▸ TASK TO CARRY OUT: Copy every entry exactly.

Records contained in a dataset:
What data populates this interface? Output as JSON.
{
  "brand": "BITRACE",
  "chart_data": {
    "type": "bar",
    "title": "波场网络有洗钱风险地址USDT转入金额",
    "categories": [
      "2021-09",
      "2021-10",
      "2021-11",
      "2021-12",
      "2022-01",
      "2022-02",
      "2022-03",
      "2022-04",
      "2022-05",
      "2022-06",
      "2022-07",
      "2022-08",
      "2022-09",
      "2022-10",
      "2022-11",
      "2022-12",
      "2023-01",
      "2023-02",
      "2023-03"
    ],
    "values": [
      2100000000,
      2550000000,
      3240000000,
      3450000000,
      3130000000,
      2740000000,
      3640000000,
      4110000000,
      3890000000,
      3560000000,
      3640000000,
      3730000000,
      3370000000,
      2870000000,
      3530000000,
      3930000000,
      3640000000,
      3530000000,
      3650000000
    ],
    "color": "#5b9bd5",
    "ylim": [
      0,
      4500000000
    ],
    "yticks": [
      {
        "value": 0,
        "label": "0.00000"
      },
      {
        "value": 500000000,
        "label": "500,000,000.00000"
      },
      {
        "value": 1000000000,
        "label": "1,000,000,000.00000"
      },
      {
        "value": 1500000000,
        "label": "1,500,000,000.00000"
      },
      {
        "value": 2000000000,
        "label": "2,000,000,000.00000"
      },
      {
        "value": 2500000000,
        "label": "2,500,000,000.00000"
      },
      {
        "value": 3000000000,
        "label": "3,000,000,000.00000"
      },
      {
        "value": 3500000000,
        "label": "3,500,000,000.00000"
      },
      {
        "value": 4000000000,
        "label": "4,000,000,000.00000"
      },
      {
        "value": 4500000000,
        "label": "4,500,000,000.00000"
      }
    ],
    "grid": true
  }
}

▸ FINAL RESULT:
What data populates this interface? Output as JSON.
{
  "brand": "BITRACE",
  "chart_data": {
    "type": "bar",
    "title": "波场网络有洗钱风险地址USDT转入金额",
    "categories": [
      "2021-09",
      "2021-10",
      "2021-11",
      "2021-12",
      "2022-01",
      "2022-02",
      "2022-03",
      "2022-04",
      "2022-05",
      "2022-06",
      "2022-07",
      "2022-08",
      "2022-09",
      "2022-10",
      "2022-11",
      "2022-12",
      "2023-01",
      "2023-02",
      "2023-03"
    ],
    "values": [
      2100000000,
      2550000000,
      3240000000,
      3450000000,
      3130000000,
      2740000000,
      3640000000,
      4110000000,
      3890000000,
      3560000000,
      3640000000,
      3730000000,
      3370000000,
      2870000000,
      3530000000,
      3930000000,
      3640000000,
      3530000000,
      3650000000
    ],
    "color": "#5b9bd5",
    "ylim": [
      0,
      4500000000
    ],
    "yticks": [
      {
        "value": 0,
        "label": "0.00000"
      },
      {
        "value": 500000000,
        "label": "500,000,000.00000"
      },
      {
        "value": 1000000000,
        "label": "1,000,000,000.00000"
      },
      {
        "value": 1500000000,
        "label": "1,500,000,000.00000"
      },
      {
        "value": 2000000000,
        "label": "2,000,000,000.00000"
      },
      {
        "value": 2500000000,
        "label": "2,500,000,000.00000"
      },
      {
        "value": 3000000000,
        "label": "3,000,000,000.00000"
      },
      {
        "value": 3500000000,
        "label": "3,500,000,000.00000"
      },
      {
        "value": 4000000000,
        "label": "4,000,000,000.00000"
      },
      {
        "value": 4500000000,
        "label": "4,500,000,000.00000"
      }
    ],
    "grid": true
  }
}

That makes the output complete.